Images appear in the records below; leave them out and repeat everything else exactly.

>>>>

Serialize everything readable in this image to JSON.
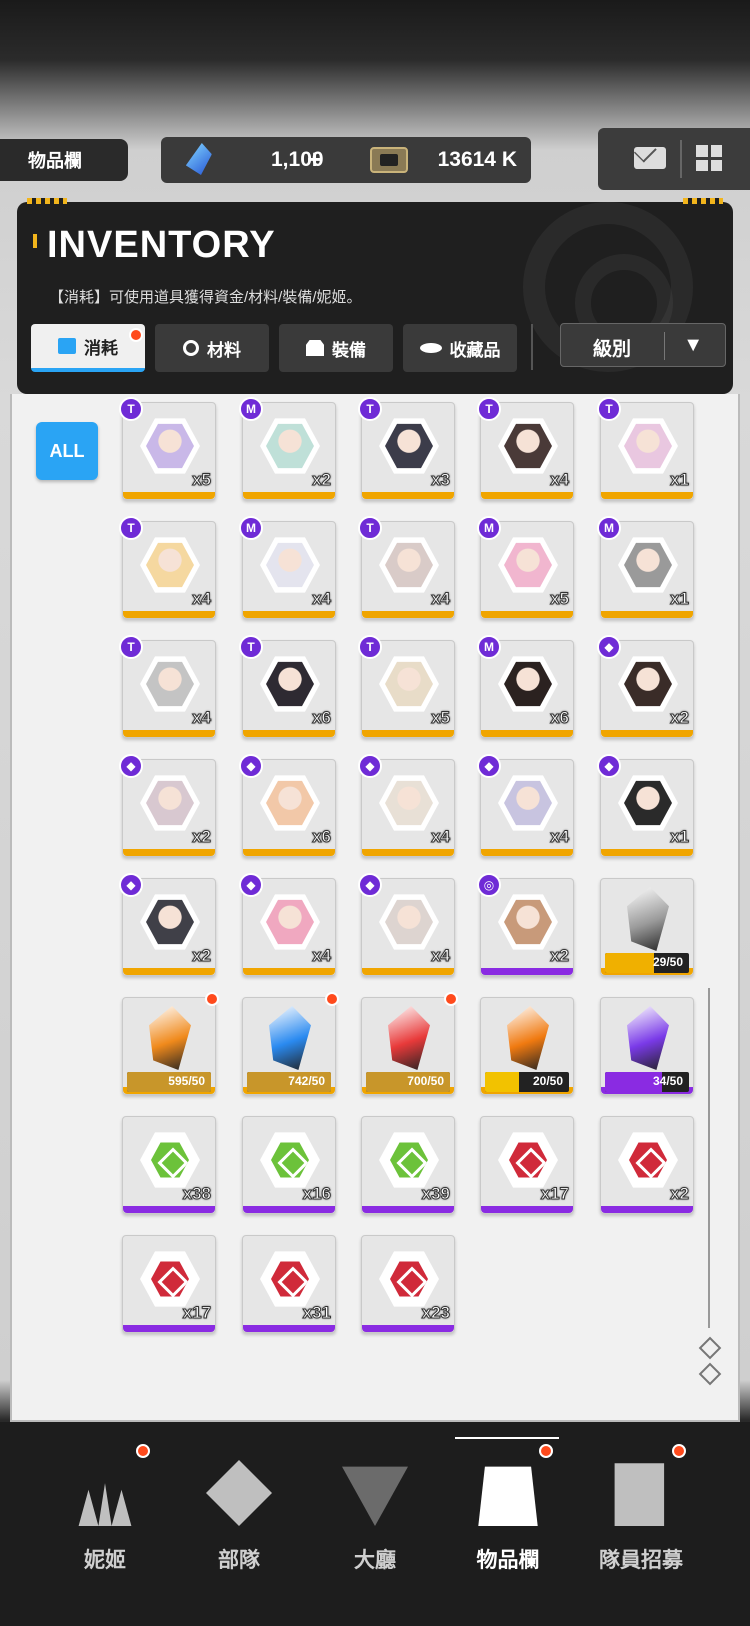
{
  "top": {
    "section_label": "物品欄",
    "gems": "1,100",
    "gems_plus": "+",
    "credits": "13614 K"
  },
  "header": {
    "title": "INVENTORY",
    "description": "【消耗】可使用道具獲得資金/材料/裝備/妮姬。",
    "tabs": [
      {
        "label": "消耗",
        "active": true,
        "badge": true
      },
      {
        "label": "材料",
        "active": false,
        "badge": false
      },
      {
        "label": "裝備",
        "active": false,
        "badge": false
      },
      {
        "label": "收藏品",
        "active": false,
        "badge": false
      }
    ],
    "sort_label": "級別",
    "sort_arrow": "▼"
  },
  "filter": {
    "all_label": "ALL"
  },
  "items": [
    {
      "kind": "portrait",
      "rarity": "T",
      "count": "x5",
      "base": "#f0a500",
      "hue": "#c9b8e8"
    },
    {
      "kind": "portrait",
      "rarity": "M",
      "count": "x2",
      "base": "#f0a500",
      "hue": "#bfe0d8"
    },
    {
      "kind": "portrait",
      "rarity": "T",
      "count": "x3",
      "base": "#f0a500",
      "hue": "#3c3c4a"
    },
    {
      "kind": "portrait",
      "rarity": "T",
      "count": "x4",
      "base": "#f0a500",
      "hue": "#4a3a38"
    },
    {
      "kind": "portrait",
      "rarity": "T",
      "count": "x1",
      "base": "#f0a500",
      "hue": "#e9c7e0"
    },
    {
      "kind": "portrait",
      "rarity": "T",
      "count": "x4",
      "base": "#f0a500",
      "hue": "#f5d8a0"
    },
    {
      "kind": "portrait",
      "rarity": "M",
      "count": "x4",
      "base": "#f0a500",
      "hue": "#e4e4ee"
    },
    {
      "kind": "portrait",
      "rarity": "T",
      "count": "x4",
      "base": "#f0a500",
      "hue": "#d9cbc8"
    },
    {
      "kind": "portrait",
      "rarity": "M",
      "count": "x5",
      "base": "#f0a500",
      "hue": "#f1b6cf"
    },
    {
      "kind": "portrait",
      "rarity": "M",
      "count": "x1",
      "base": "#f0a500",
      "hue": "#9a9a9a"
    },
    {
      "kind": "portrait",
      "rarity": "T",
      "count": "x4",
      "base": "#f0a500",
      "hue": "#c4c4c4"
    },
    {
      "kind": "portrait",
      "rarity": "T",
      "count": "x6",
      "base": "#f0a500",
      "hue": "#2e2a32"
    },
    {
      "kind": "portrait",
      "rarity": "T",
      "count": "x5",
      "base": "#f0a500",
      "hue": "#e8dcc8"
    },
    {
      "kind": "portrait",
      "rarity": "M",
      "count": "x6",
      "base": "#f0a500",
      "hue": "#2b2220"
    },
    {
      "kind": "portrait",
      "rarity": "◆",
      "count": "x2",
      "base": "#f0a500",
      "hue": "#3a2c28"
    },
    {
      "kind": "portrait",
      "rarity": "◆",
      "count": "x2",
      "base": "#f0a500",
      "hue": "#d8c8d0"
    },
    {
      "kind": "portrait",
      "rarity": "◆",
      "count": "x6",
      "base": "#f0a500",
      "hue": "#f2c8a8"
    },
    {
      "kind": "portrait",
      "rarity": "◆",
      "count": "x4",
      "base": "#f0a500",
      "hue": "#e8e0d6"
    },
    {
      "kind": "portrait",
      "rarity": "◆",
      "count": "x4",
      "base": "#f0a500",
      "hue": "#c8c4e0"
    },
    {
      "kind": "portrait",
      "rarity": "◆",
      "count": "x1",
      "base": "#f0a500",
      "hue": "#2a2a2a"
    },
    {
      "kind": "portrait",
      "rarity": "◆",
      "count": "x2",
      "base": "#f0a500",
      "hue": "#404048"
    },
    {
      "kind": "portrait",
      "rarity": "◆",
      "count": "x4",
      "base": "#f0a500",
      "hue": "#f0a8c0"
    },
    {
      "kind": "portrait",
      "rarity": "◆",
      "count": "x4",
      "base": "#f0a500",
      "hue": "#ddd4d0"
    },
    {
      "kind": "portrait",
      "rarity": "◎",
      "count": "x2",
      "base": "#8a2be2",
      "hue": "#c89a7a"
    },
    {
      "kind": "crystal",
      "count": "29/50",
      "base": "#f0a500",
      "color": "#9a9a9a",
      "progress": 0.58,
      "fill": "#f0b000",
      "badge": false
    },
    {
      "kind": "crystal",
      "count": "595/50",
      "base": "#f0a500",
      "color": "#f08a1c",
      "progress": 1.0,
      "fill": "#c8962a",
      "badge": true
    },
    {
      "kind": "crystal",
      "count": "742/50",
      "base": "#f0a500",
      "color": "#2a8af0",
      "progress": 1.0,
      "fill": "#c8962a",
      "badge": true
    },
    {
      "kind": "crystal",
      "count": "700/50",
      "base": "#f0a500",
      "color": "#e83a3a",
      "progress": 1.0,
      "fill": "#c8962a",
      "badge": true
    },
    {
      "kind": "crystal",
      "count": "20/50",
      "base": "#f0a500",
      "color": "#f07a10",
      "progress": 0.4,
      "fill": "#f2c200",
      "badge": false
    },
    {
      "kind": "crystal",
      "count": "34/50",
      "base": "#8a2be2",
      "color": "#7a3ae8",
      "progress": 0.68,
      "fill": "#8a2be2",
      "badge": false
    },
    {
      "kind": "material",
      "count": "x38",
      "base": "#8a2be2",
      "color": "#6cc23a"
    },
    {
      "kind": "material",
      "count": "x16",
      "base": "#8a2be2",
      "color": "#6cc23a"
    },
    {
      "kind": "material",
      "count": "x39",
      "base": "#8a2be2",
      "color": "#6cc23a"
    },
    {
      "kind": "material",
      "count": "x17",
      "base": "#8a2be2",
      "color": "#d02a3a"
    },
    {
      "kind": "material",
      "count": "x2",
      "base": "#8a2be2",
      "color": "#d02a3a"
    },
    {
      "kind": "material",
      "count": "x17",
      "base": "#8a2be2",
      "color": "#d02a3a"
    },
    {
      "kind": "material",
      "count": "x31",
      "base": "#8a2be2",
      "color": "#d02a3a"
    },
    {
      "kind": "material",
      "count": "x23",
      "base": "#8a2be2",
      "color": "#d02a3a"
    }
  ],
  "nav": [
    {
      "label": "妮姬",
      "icon": "people-icon",
      "active": false,
      "badge": true
    },
    {
      "label": "部隊",
      "icon": "squad-icon",
      "active": false,
      "badge": false
    },
    {
      "label": "大廳",
      "icon": "lobby-icon",
      "active": false,
      "badge": false
    },
    {
      "label": "物品欄",
      "icon": "backpack-icon",
      "active": true,
      "badge": true
    },
    {
      "label": "隊員招募",
      "icon": "recruit-icon",
      "active": false,
      "badge": true
    }
  ]
}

<<<<

> **Result below**:
Serialize everything readable in this image to JSON.
{
  "top": {
    "section_label": "物品欄",
    "gems": "1,100",
    "gems_plus": "+",
    "credits": "13614 K"
  },
  "header": {
    "title": "INVENTORY",
    "description": "【消耗】可使用道具獲得資金/材料/裝備/妮姬。",
    "tabs": [
      {
        "label": "消耗",
        "active": true,
        "badge": true
      },
      {
        "label": "材料",
        "active": false,
        "badge": false
      },
      {
        "label": "裝備",
        "active": false,
        "badge": false
      },
      {
        "label": "收藏品",
        "active": false,
        "badge": false
      }
    ],
    "sort_label": "級別",
    "sort_arrow": "▼"
  },
  "filter": {
    "all_label": "ALL"
  },
  "items": [
    {
      "kind": "portrait",
      "rarity": "T",
      "count": "x5",
      "base": "#f0a500",
      "hue": "#c9b8e8"
    },
    {
      "kind": "portrait",
      "rarity": "M",
      "count": "x2",
      "base": "#f0a500",
      "hue": "#bfe0d8"
    },
    {
      "kind": "portrait",
      "rarity": "T",
      "count": "x3",
      "base": "#f0a500",
      "hue": "#3c3c4a"
    },
    {
      "kind": "portrait",
      "rarity": "T",
      "count": "x4",
      "base": "#f0a500",
      "hue": "#4a3a38"
    },
    {
      "kind": "portrait",
      "rarity": "T",
      "count": "x1",
      "base": "#f0a500",
      "hue": "#e9c7e0"
    },
    {
      "kind": "portrait",
      "rarity": "T",
      "count": "x4",
      "base": "#f0a500",
      "hue": "#f5d8a0"
    },
    {
      "kind": "portrait",
      "rarity": "M",
      "count": "x4",
      "base": "#f0a500",
      "hue": "#e4e4ee"
    },
    {
      "kind": "portrait",
      "rarity": "T",
      "count": "x4",
      "base": "#f0a500",
      "hue": "#d9cbc8"
    },
    {
      "kind": "portrait",
      "rarity": "M",
      "count": "x5",
      "base": "#f0a500",
      "hue": "#f1b6cf"
    },
    {
      "kind": "portrait",
      "rarity": "M",
      "count": "x1",
      "base": "#f0a500",
      "hue": "#9a9a9a"
    },
    {
      "kind": "portrait",
      "rarity": "T",
      "count": "x4",
      "base": "#f0a500",
      "hue": "#c4c4c4"
    },
    {
      "kind": "portrait",
      "rarity": "T",
      "count": "x6",
      "base": "#f0a500",
      "hue": "#2e2a32"
    },
    {
      "kind": "portrait",
      "rarity": "T",
      "count": "x5",
      "base": "#f0a500",
      "hue": "#e8dcc8"
    },
    {
      "kind": "portrait",
      "rarity": "M",
      "count": "x6",
      "base": "#f0a500",
      "hue": "#2b2220"
    },
    {
      "kind": "portrait",
      "rarity": "◆",
      "count": "x2",
      "base": "#f0a500",
      "hue": "#3a2c28"
    },
    {
      "kind": "portrait",
      "rarity": "◆",
      "count": "x2",
      "base": "#f0a500",
      "hue": "#d8c8d0"
    },
    {
      "kind": "portrait",
      "rarity": "◆",
      "count": "x6",
      "base": "#f0a500",
      "hue": "#f2c8a8"
    },
    {
      "kind": "portrait",
      "rarity": "◆",
      "count": "x4",
      "base": "#f0a500",
      "hue": "#e8e0d6"
    },
    {
      "kind": "portrait",
      "rarity": "◆",
      "count": "x4",
      "base": "#f0a500",
      "hue": "#c8c4e0"
    },
    {
      "kind": "portrait",
      "rarity": "◆",
      "count": "x1",
      "base": "#f0a500",
      "hue": "#2a2a2a"
    },
    {
      "kind": "portrait",
      "rarity": "◆",
      "count": "x2",
      "base": "#f0a500",
      "hue": "#404048"
    },
    {
      "kind": "portrait",
      "rarity": "◆",
      "count": "x4",
      "base": "#f0a500",
      "hue": "#f0a8c0"
    },
    {
      "kind": "portrait",
      "rarity": "◆",
      "count": "x4",
      "base": "#f0a500",
      "hue": "#ddd4d0"
    },
    {
      "kind": "portrait",
      "rarity": "◎",
      "count": "x2",
      "base": "#8a2be2",
      "hue": "#c89a7a"
    },
    {
      "kind": "crystal",
      "count": "29/50",
      "base": "#f0a500",
      "color": "#9a9a9a",
      "progress": 0.58,
      "fill": "#f0b000",
      "badge": false
    },
    {
      "kind": "crystal",
      "count": "595/50",
      "base": "#f0a500",
      "color": "#f08a1c",
      "progress": 1.0,
      "fill": "#c8962a",
      "badge": true
    },
    {
      "kind": "crystal",
      "count": "742/50",
      "base": "#f0a500",
      "color": "#2a8af0",
      "progress": 1.0,
      "fill": "#c8962a",
      "badge": true
    },
    {
      "kind": "crystal",
      "count": "700/50",
      "base": "#f0a500",
      "color": "#e83a3a",
      "progress": 1.0,
      "fill": "#c8962a",
      "badge": true
    },
    {
      "kind": "crystal",
      "count": "20/50",
      "base": "#f0a500",
      "color": "#f07a10",
      "progress": 0.4,
      "fill": "#f2c200",
      "badge": false
    },
    {
      "kind": "crystal",
      "count": "34/50",
      "base": "#8a2be2",
      "color": "#7a3ae8",
      "progress": 0.68,
      "fill": "#8a2be2",
      "badge": false
    },
    {
      "kind": "material",
      "count": "x38",
      "base": "#8a2be2",
      "color": "#6cc23a"
    },
    {
      "kind": "material",
      "count": "x16",
      "base": "#8a2be2",
      "color": "#6cc23a"
    },
    {
      "kind": "material",
      "count": "x39",
      "base": "#8a2be2",
      "color": "#6cc23a"
    },
    {
      "kind": "material",
      "count": "x17",
      "base": "#8a2be2",
      "color": "#d02a3a"
    },
    {
      "kind": "material",
      "count": "x2",
      "base": "#8a2be2",
      "color": "#d02a3a"
    },
    {
      "kind": "material",
      "count": "x17",
      "base": "#8a2be2",
      "color": "#d02a3a"
    },
    {
      "kind": "material",
      "count": "x31",
      "base": "#8a2be2",
      "color": "#d02a3a"
    },
    {
      "kind": "material",
      "count": "x23",
      "base": "#8a2be2",
      "color": "#d02a3a"
    }
  ],
  "nav": [
    {
      "label": "妮姬",
      "icon": "people-icon",
      "active": false,
      "badge": true
    },
    {
      "label": "部隊",
      "icon": "squad-icon",
      "active": false,
      "badge": false
    },
    {
      "label": "大廳",
      "icon": "lobby-icon",
      "active": false,
      "badge": false
    },
    {
      "label": "物品欄",
      "icon": "backpack-icon",
      "active": true,
      "badge": true
    },
    {
      "label": "隊員招募",
      "icon": "recruit-icon",
      "active": false,
      "badge": true
    }
  ]
}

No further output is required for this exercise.